*WRITTEN PROBLEM*: Copy out all of the data below with no alterations.
::::
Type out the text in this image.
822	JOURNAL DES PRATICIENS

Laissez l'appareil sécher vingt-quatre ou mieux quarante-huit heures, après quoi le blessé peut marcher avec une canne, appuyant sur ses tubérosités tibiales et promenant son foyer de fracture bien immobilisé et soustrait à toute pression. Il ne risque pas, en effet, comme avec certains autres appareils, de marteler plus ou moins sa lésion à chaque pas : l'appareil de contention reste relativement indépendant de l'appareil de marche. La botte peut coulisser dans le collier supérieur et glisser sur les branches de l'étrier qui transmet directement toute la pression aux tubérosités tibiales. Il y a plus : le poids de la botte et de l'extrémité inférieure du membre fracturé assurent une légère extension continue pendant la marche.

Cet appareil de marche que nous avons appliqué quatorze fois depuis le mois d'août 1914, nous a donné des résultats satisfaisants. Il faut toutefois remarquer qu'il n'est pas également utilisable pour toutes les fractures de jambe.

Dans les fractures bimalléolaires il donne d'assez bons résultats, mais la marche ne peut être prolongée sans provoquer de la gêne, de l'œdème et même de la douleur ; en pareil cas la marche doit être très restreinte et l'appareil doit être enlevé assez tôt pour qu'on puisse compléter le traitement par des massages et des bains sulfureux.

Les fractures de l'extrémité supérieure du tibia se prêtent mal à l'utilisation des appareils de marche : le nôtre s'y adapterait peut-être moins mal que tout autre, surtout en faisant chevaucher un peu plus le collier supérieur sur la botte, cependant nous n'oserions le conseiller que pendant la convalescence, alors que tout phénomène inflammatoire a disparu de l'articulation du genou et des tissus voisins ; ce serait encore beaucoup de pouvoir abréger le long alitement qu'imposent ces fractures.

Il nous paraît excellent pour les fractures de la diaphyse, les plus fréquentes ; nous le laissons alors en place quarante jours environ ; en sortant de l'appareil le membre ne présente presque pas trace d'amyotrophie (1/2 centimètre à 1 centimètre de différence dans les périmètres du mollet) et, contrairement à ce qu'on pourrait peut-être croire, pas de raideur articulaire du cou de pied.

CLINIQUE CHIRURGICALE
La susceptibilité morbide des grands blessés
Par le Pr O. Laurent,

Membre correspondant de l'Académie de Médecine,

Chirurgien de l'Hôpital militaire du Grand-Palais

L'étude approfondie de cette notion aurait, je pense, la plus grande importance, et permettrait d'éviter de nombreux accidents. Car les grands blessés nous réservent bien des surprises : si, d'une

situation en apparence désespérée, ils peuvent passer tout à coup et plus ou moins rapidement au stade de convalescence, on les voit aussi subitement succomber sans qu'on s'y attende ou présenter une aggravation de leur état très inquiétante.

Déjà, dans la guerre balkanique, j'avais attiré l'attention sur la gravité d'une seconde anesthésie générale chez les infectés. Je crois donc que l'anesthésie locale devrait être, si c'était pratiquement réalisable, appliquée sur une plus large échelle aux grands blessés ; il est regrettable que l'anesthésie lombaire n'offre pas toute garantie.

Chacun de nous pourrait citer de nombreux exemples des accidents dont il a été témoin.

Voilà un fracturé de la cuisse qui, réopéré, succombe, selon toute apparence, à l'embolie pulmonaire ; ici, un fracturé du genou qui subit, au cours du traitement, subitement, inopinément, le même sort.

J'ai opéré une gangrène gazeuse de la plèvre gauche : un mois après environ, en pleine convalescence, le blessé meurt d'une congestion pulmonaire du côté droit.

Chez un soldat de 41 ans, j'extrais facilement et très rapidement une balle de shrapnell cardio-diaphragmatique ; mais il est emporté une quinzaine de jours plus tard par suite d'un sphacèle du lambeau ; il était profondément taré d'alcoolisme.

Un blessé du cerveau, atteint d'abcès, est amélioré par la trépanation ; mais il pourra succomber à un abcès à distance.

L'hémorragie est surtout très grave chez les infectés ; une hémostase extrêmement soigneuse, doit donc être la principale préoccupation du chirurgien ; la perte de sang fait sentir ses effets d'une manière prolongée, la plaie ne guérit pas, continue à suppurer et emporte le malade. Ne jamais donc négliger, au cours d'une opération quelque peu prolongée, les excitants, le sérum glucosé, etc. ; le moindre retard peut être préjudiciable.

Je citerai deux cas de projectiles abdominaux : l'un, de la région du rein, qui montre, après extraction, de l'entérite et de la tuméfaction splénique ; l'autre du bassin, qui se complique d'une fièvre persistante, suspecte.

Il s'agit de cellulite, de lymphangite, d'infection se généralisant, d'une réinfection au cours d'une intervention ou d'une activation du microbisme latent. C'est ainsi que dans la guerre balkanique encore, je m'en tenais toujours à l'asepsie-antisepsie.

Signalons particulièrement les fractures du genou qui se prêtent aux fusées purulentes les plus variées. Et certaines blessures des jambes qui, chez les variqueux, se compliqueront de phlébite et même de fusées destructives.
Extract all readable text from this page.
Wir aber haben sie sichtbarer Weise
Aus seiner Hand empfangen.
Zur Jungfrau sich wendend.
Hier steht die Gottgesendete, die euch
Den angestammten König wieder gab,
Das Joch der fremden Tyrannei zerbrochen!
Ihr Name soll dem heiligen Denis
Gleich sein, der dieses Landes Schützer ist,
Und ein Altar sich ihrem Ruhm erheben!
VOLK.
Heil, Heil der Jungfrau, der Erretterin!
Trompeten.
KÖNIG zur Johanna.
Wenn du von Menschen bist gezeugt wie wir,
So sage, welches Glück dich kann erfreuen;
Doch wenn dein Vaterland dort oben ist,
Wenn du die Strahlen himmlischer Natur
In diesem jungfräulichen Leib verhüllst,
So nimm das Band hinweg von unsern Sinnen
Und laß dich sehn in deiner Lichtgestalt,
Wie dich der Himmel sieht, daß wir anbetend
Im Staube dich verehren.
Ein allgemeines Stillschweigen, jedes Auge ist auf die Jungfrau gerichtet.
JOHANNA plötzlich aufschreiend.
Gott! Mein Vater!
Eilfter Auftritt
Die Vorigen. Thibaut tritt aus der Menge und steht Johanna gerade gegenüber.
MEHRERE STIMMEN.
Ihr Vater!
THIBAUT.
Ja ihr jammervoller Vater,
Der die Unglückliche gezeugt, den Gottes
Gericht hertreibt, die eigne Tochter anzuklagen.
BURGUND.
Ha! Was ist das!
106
::::
*CORRECT OUTPUT*:
Type out the text in this image.
822	JOURNAL DES PRATICIENS

Laissez l'appareil sécher vingt-quatre ou mieux quarante-huit heures, après quoi le blessé peut marcher avec une canne, appuyant sur ses tubérosités tibiales et promenant son foyer de fracture bien immobilisé et soustrait à toute pression. Il ne risque pas, en effet, comme avec certains autres appareils, de marteler plus ou moins sa lésion à chaque pas : l'appareil de contention reste relativement indépendant de l'appareil de marche. La botte peut coulisser dans le collier supérieur et glisser sur les branches de l'étrier qui transmet directement toute la pression aux tubérosités tibiales. Il y a plus : le poids de la botte et de l'extrémité inférieure du membre fracturé assurent une légère extension continue pendant la marche.

Cet appareil de marche que nous avons appliqué quatorze fois depuis le mois d'août 1914, nous a donné des résultats satisfaisants. Il faut toutefois remarquer qu'il n'est pas également utilisable pour toutes les fractures de jambe.

Dans les fractures bimalléolaires il donne d'assez bons résultats, mais la marche ne peut être prolongée sans provoquer de la gêne, de l'œdème et même de la douleur ; en pareil cas la marche doit être très restreinte et l'appareil doit être enlevé assez tôt pour qu'on puisse compléter le traitement par des massages et des bains sulfureux.

Les fractures de l'extrémité supérieure du tibia se prêtent mal à l'utilisation des appareils de marche : le nôtre s'y adapterait peut-être moins mal que tout autre, surtout en faisant chevaucher un peu plus le collier supérieur sur la botte, cependant nous n'oserions le conseiller que pendant la convalescence, alors que tout phénomène inflammatoire a disparu de l'articulation du genou et des tissus voisins ; ce serait encore beaucoup de pouvoir abréger le long alitement qu'imposent ces fractures.

Il nous paraît excellent pour les fractures de la diaphyse, les plus fréquentes ; nous le laissons alors en place quarante jours environ ; en sortant de l'appareil le membre ne présente presque pas trace d'amyotrophie (1/2 centimètre à 1 centimètre de différence dans les périmètres du mollet) et, contrairement à ce qu'on pourrait peut-être croire, pas de raideur articulaire du cou de pied.

CLINIQUE CHIRURGICALE
La susceptibilité morbide des grands blessés
Par le Pr O. Laurent,

Membre correspondant de l'Académie de Médecine,

Chirurgien de l'Hôpital militaire du Grand-Palais

L'étude approfondie de cette notion aurait, je pense, la plus grande importance, et permettrait d'éviter de nombreux accidents. Car les grands blessés nous réservent bien des surprises : si, d'une

situation en apparence désespérée, ils peuvent passer tout à coup et plus ou moins rapidement au stade de convalescence, on les voit aussi subitement succomber sans qu'on s'y attende ou présenter une aggravation de leur état très inquiétante.

Déjà, dans la guerre balkanique, j'avais attiré l'attention sur la gravité d'une seconde anesthésie générale chez les infectés. Je crois donc que l'anesthésie locale devrait être, si c'était pratiquement réalisable, appliquée sur une plus large échelle aux grands blessés ; il est regrettable que l'anesthésie lombaire n'offre pas toute garantie.

Chacun de nous pourrait citer de nombreux exemples des accidents dont il a été témoin.

Voilà un fracturé de la cuisse qui, réopéré, succombe, selon toute apparence, à l'embolie pulmonaire ; ici, un fracturé du genou qui subit, au cours du traitement, subitement, inopinément, le même sort.

J'ai opéré une gangrène gazeuse de la plèvre gauche : un mois après environ, en pleine convalescence, le blessé meurt d'une congestion pulmonaire du côté droit.

Chez un soldat de 41 ans, j'extrais facilement et très rapidement une balle de shrapnell cardio-diaphragmatique ; mais il est emporté une quinzaine de jours plus tard par suite d'un sphacèle du lambeau ; il était profondément taré d'alcoolisme.

Un blessé du cerveau, atteint d'abcès, est amélioré par la trépanation ; mais il pourra succomber à un abcès à distance.

L'hémorragie est surtout très grave chez les infectés ; une hémostase extrêmement soigneuse, doit donc être la principale préoccupation du chirurgien ; la perte de sang fait sentir ses effets d'une manière prolongée, la plaie ne guérit pas, continue à suppurer et emporte le malade. Ne jamais donc négliger, au cours d'une opération quelque peu prolongée, les excitants, le sérum glucosé, etc. ; le moindre retard peut être préjudiciable.

Je citerai deux cas de projectiles abdominaux : l'un, de la région du rein, qui montre, après extraction, de l'entérite et de la tuméfaction splénique ; l'autre du bassin, qui se complique d'une fièvre persistante, suspecte.

Il s'agit de cellulite, de lymphangite, d'infection se généralisant, d'une réinfection au cours d'une intervention ou d'une activation du microbisme latent. C'est ainsi que dans la guerre balkanique encore, je m'en tenais toujours à l'asepsie-antisepsie.

Signalons particulièrement les fractures du genou qui se prêtent aux fusées purulentes les plus variées. Et certaines blessures des jambes qui, chez les variqueux, se compliqueront de phlébite et même de fusées destructives.
Extract all readable text from this page.
Wir aber haben sie sichtbarer Weise
Aus seiner Hand empfangen.
Zur Jungfrau sich wendend.
Hier steht die Gottgesendete, die euch
Den angestammten König wieder gab,
Das Joch der fremden Tyrannei zerbrochen!
Ihr Name soll dem heiligen Denis
Gleich sein, der dieses Landes Schützer ist,
Und ein Altar sich ihrem Ruhm erheben!
VOLK.
Heil, Heil der Jungfrau, der Erretterin!
Trompeten.
KÖNIG zur Johanna.
Wenn du von Menschen bist gezeugt wie wir,
So sage, welches Glück dich kann erfreuen;
Doch wenn dein Vaterland dort oben ist,
Wenn du die Strahlen himmlischer Natur
In diesem jungfräulichen Leib verhüllst,
So nimm das Band hinweg von unsern Sinnen
Und laß dich sehn in deiner Lichtgestalt,
Wie dich der Himmel sieht, daß wir anbetend
Im Staube dich verehren.
Ein allgemeines Stillschweigen, jedes Auge ist auf die Jungfrau gerichtet.
JOHANNA plötzlich aufschreiend.
Gott! Mein Vater!
Eilfter Auftritt
Die Vorigen. Thibaut tritt aus der Menge und steht Johanna gerade gegenüber.
MEHRERE STIMMEN.
Ihr Vater!
THIBAUT.
Ja ihr jammervoller Vater,
Der die Unglückliche gezeugt, den Gottes
Gericht hertreibt, die eigne Tochter anzuklagen.
BURGUND.
Ha! Was ist das!
106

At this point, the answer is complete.